▸ Task details
Transcribe the whole listing below without changing a word, but leave out every image.

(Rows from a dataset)
* Start *

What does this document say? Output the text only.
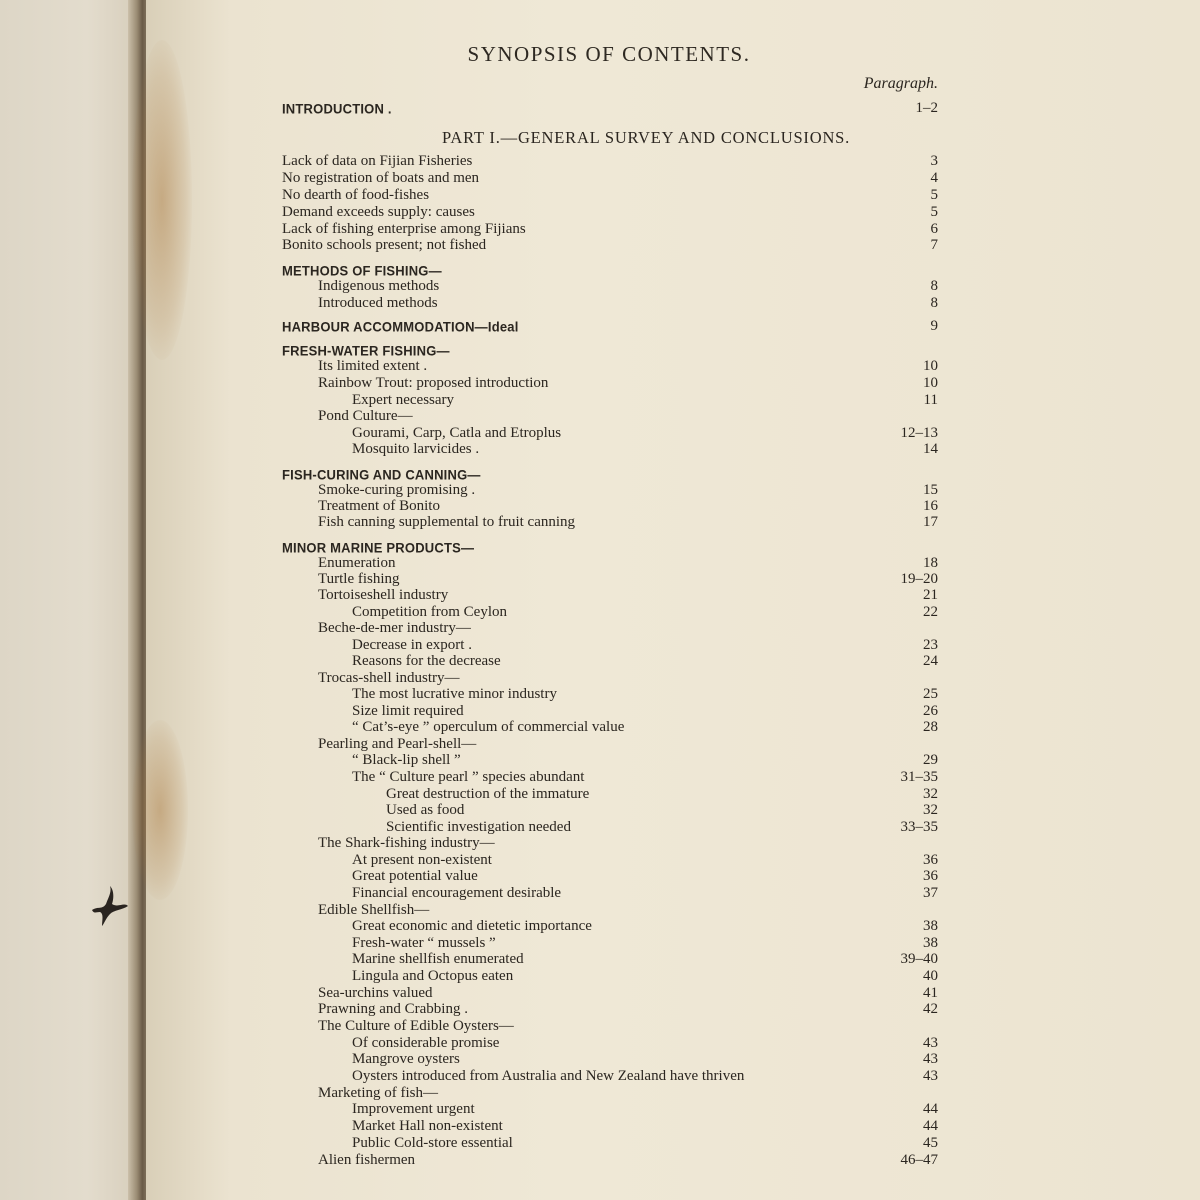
SYNOPSIS OF CONTENTS.
Paragraph.
PART I.—GENERAL SURVEY AND CONCLUSIONS.
INTRODUCTION .	1–2
Lack of data on Fijian Fisheries	3
No registration of boats and men	4
No dearth of food-fishes	5
Demand exceeds supply: causes	5
Lack of fishing enterprise among Fijians	6
Bonito schools present; not fished	7
METHODS OF FISHING—
Indigenous methods	8
Introduced methods	8
HARBOUR ACCOMMODATION—Ideal	9
FRESH-WATER FISHING—
Its limited extent .	10
Rainbow Trout: proposed introduction	10
Expert necessary	11
Pond Culture—
Gourami, Carp, Catla and Etroplus	12–13
Mosquito larvicides .	14
FISH-CURING AND CANNING—
Smoke-curing promising .	15
Treatment of Bonito	16
Fish canning supplemental to fruit canning	17
MINOR MARINE PRODUCTS—
Enumeration	18
Turtle fishing	19–20
Tortoiseshell industry	21
Competition from Ceylon	22
Beche-de-mer industry—
Decrease in export .	23
Reasons for the decrease	24
Trocas-shell industry—
The most lucrative minor industry	25
Size limit required	26
“ Cat’s-eye ” operculum of commercial value	28
Pearling and Pearl-shell—
“ Black-lip shell ”	29
The “ Culture pearl ” species abundant	31–35
Great destruction of the immature	32
Used as food	32
Scientific investigation needed	33–35
The Shark-fishing industry—
At present non-existent	36
Great potential value	36
Financial encouragement desirable	37
Edible Shellfish—
Great economic and dietetic importance	38
Fresh-water “ mussels ”	38
Marine shellfish enumerated	39–40
Lingula and Octopus eaten	40
Sea-urchins valued	41
Prawning and Crabbing .	42
The Culture of Edible Oysters—
Of considerable promise	43
Mangrove oysters	43
Oysters introduced from Australia and New Zealand have thriven	43
Marketing of fish—
Improvement urgent	44
Market Hall non-existent	44
Public Cold-store essential	45
Alien fishermen	46–47
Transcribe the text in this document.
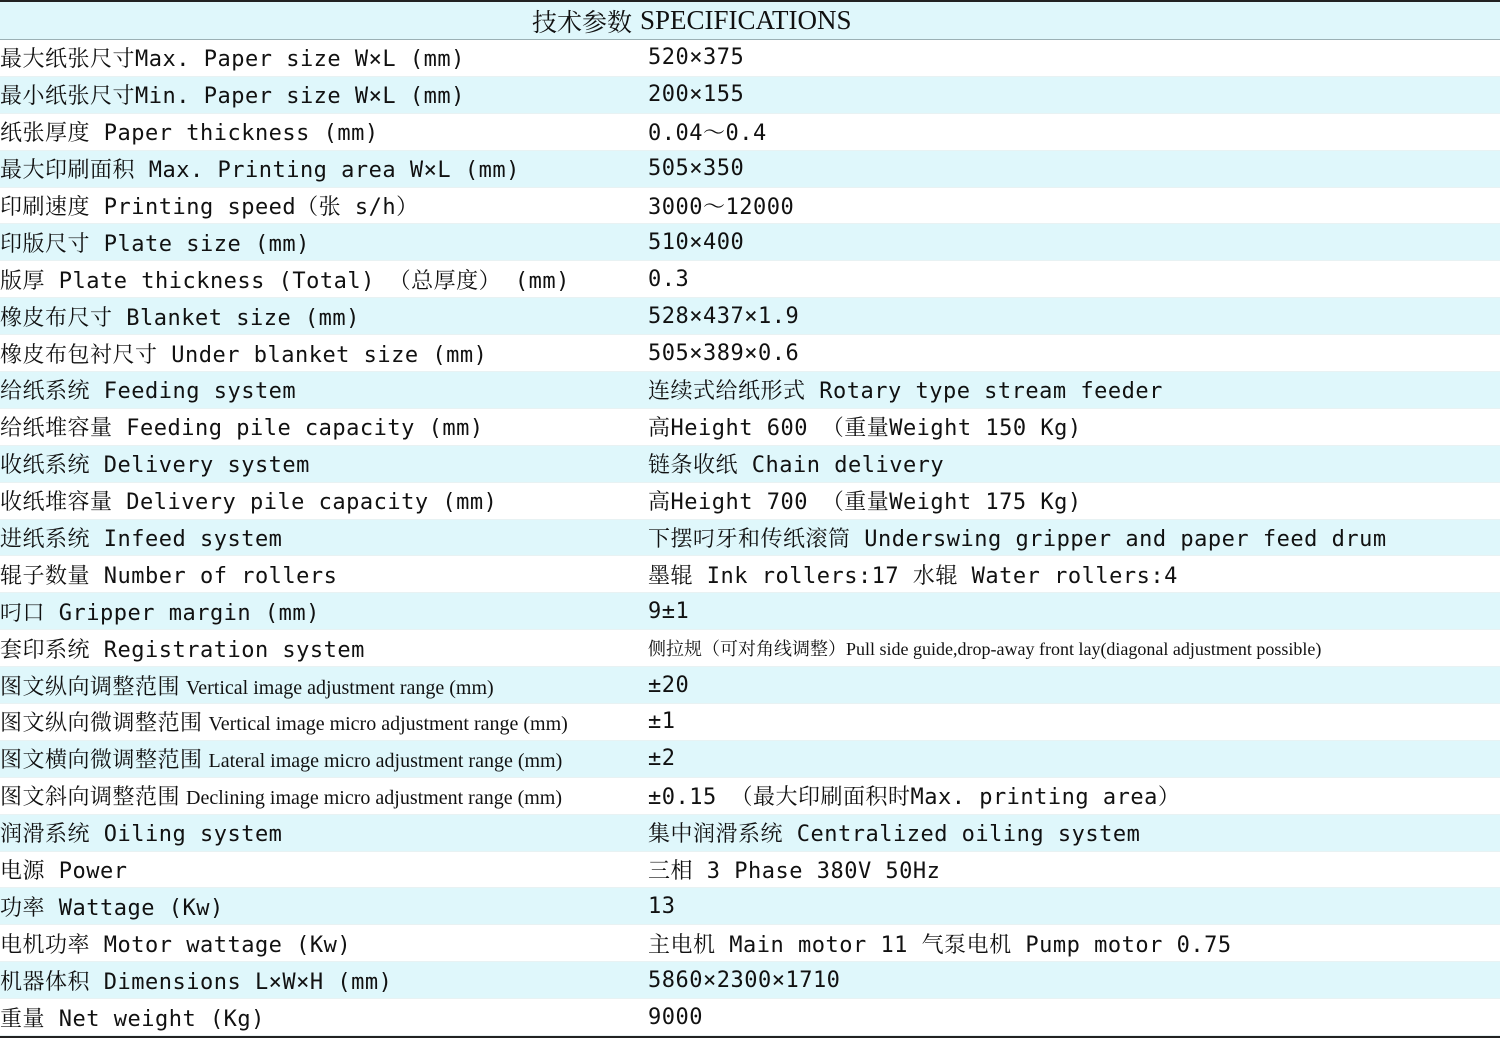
技术参数 SPECIFICATIONS
最大纸张尺寸Max. Paper size W×L (mm)	520×375
最小纸张尺寸Min. Paper size W×L (mm)	200×155
纸张厚度 Paper thickness (mm)	0.04～0.4
最大印刷面积 Max. Printing area W×L (mm)	505×350
印刷速度 Printing speed（张 s/h）	3000～12000
印版尺寸 Plate size (mm)	510×400
版厚 Plate thickness (Total) （总厚度） (mm)	0.3
橡皮布尺寸 Blanket size (mm)	528×437×1.9
橡皮布包衬尺寸 Under blanket size (mm)	505×389×0.6
给纸系统 Feeding system	连续式给纸形式 Rotary type stream feeder
给纸堆容量 Feeding pile capacity (mm)	高Height 600 （重量Weight 150 Kg)
收纸系统 Delivery system	链条收纸 Chain delivery
收纸堆容量 Delivery pile capacity (mm)	高Height 700 （重量Weight 175 Kg)
进纸系统 Infeed system	下摆叼牙和传纸滚筒 Underswing gripper and paper feed drum
辊子数量 Number of rollers	墨辊 Ink rollers:17 水辊 Water rollers:4
叼口 Gripper margin (mm)	9±1
套印系统 Registration system	侧拉规（可对角线调整）Pull side guide,drop-away front lay(diagonal adjustment possible)
图文纵向调整范围 Vertical image adjustment range (mm)	±20
图文纵向微调整范围 Vertical image micro adjustment range (mm)	±1
图文横向微调整范围 Lateral image micro adjustment range (mm)	±2
图文斜向调整范围 Declining image micro adjustment range (mm)	±0.15 （最大印刷面积时Max. printing area）
润滑系统 Oiling system	集中润滑系统 Centralized oiling system
电源 Power	三相 3 Phase 380V 50Hz
功率 Wattage (Kw)	13
电机功率 Motor wattage (Kw)	主电机 Main motor 11 气泵电机 Pump motor 0.75
机器体积 Dimensions L×W×H (mm)	5860×2300×1710
重量 Net weight (Kg)	9000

* End *

▸ Solution for this task
What does this document say? Output the text only.
SYNOPSIS OF CONTENTS.
Paragraph.
PART I.—GENERAL SURVEY AND CONCLUSIONS.
INTRODUCTION .	1–2
Lack of data on Fijian Fisheries	3
No registration of boats and men	4
No dearth of food-fishes	5
Demand exceeds supply: causes	5
Lack of fishing enterprise among Fijians	6
Bonito schools present; not fished	7
METHODS OF FISHING—
Indigenous methods	8
Introduced methods	8
HARBOUR ACCOMMODATION—Ideal	9
FRESH-WATER FISHING—
Its limited extent .	10
Rainbow Trout: proposed introduction	10
Expert necessary	11
Pond Culture—
Gourami, Carp, Catla and Etroplus	12–13
Mosquito larvicides .	14
FISH-CURING AND CANNING—
Smoke-curing promising .	15
Treatment of Bonito	16
Fish canning supplemental to fruit canning	17
MINOR MARINE PRODUCTS—
Enumeration	18
Turtle fishing	19–20
Tortoiseshell industry	21
Competition from Ceylon	22
Beche-de-mer industry—
Decrease in export .	23
Reasons for the decrease	24
Trocas-shell industry—
The most lucrative minor industry	25
Size limit required	26
“ Cat’s-eye ” operculum of commercial value	28
Pearling and Pearl-shell—
“ Black-lip shell ”	29
The “ Culture pearl ” species abundant	31–35
Great destruction of the immature	32
Used as food	32
Scientific investigation needed	33–35
The Shark-fishing industry—
At present non-existent	36
Great potential value	36
Financial encouragement desirable	37
Edible Shellfish—
Great economic and dietetic importance	38
Fresh-water “ mussels ”	38
Marine shellfish enumerated	39–40
Lingula and Octopus eaten	40
Sea-urchins valued	41
Prawning and Crabbing .	42
The Culture of Edible Oysters—
Of considerable promise	43
Mangrove oysters	43
Oysters introduced from Australia and New Zealand have thriven	43
Marketing of fish—
Improvement urgent	44
Market Hall non-existent	44
Public Cold-store essential	45
Alien fishermen	46–47
Transcribe the text in this document.
技术参数 SPECIFICATIONS
最大纸张尺寸Max. Paper size W×L (mm)	520×375
最小纸张尺寸Min. Paper size W×L (mm)	200×155
纸张厚度 Paper thickness (mm)	0.04～0.4
最大印刷面积 Max. Printing area W×L (mm)	505×350
印刷速度 Printing speed（张 s/h）	3000～12000
印版尺寸 Plate size (mm)	510×400
版厚 Plate thickness (Total) （总厚度） (mm)	0.3
橡皮布尺寸 Blanket size (mm)	528×437×1.9
橡皮布包衬尺寸 Under blanket size (mm)	505×389×0.6
给纸系统 Feeding system	连续式给纸形式 Rotary type stream feeder
给纸堆容量 Feeding pile capacity (mm)	高Height 600 （重量Weight 150 Kg)
收纸系统 Delivery system	链条收纸 Chain delivery
收纸堆容量 Delivery pile capacity (mm)	高Height 700 （重量Weight 175 Kg)
进纸系统 Infeed system	下摆叼牙和传纸滚筒 Underswing gripper and paper feed drum
辊子数量 Number of rollers	墨辊 Ink rollers:17 水辊 Water rollers:4
叼口 Gripper margin (mm)	9±1
套印系统 Registration system	侧拉规（可对角线调整）Pull side guide,drop-away front lay(diagonal adjustment possible)
图文纵向调整范围 Vertical image adjustment range (mm)	±20
图文纵向微调整范围 Vertical image micro adjustment range (mm)	±1
图文横向微调整范围 Lateral image micro adjustment range (mm)	±2
图文斜向调整范围 Declining image micro adjustment range (mm)	±0.15 （最大印刷面积时Max. printing area）
润滑系统 Oiling system	集中润滑系统 Centralized oiling system
电源 Power	三相 3 Phase 380V 50Hz
功率 Wattage (Kw)	13
电机功率 Motor wattage (Kw)	主电机 Main motor 11 气泵电机 Pump motor 0.75
机器体积 Dimensions L×W×H (mm)	5860×2300×1710
重量 Net weight (Kg)	9000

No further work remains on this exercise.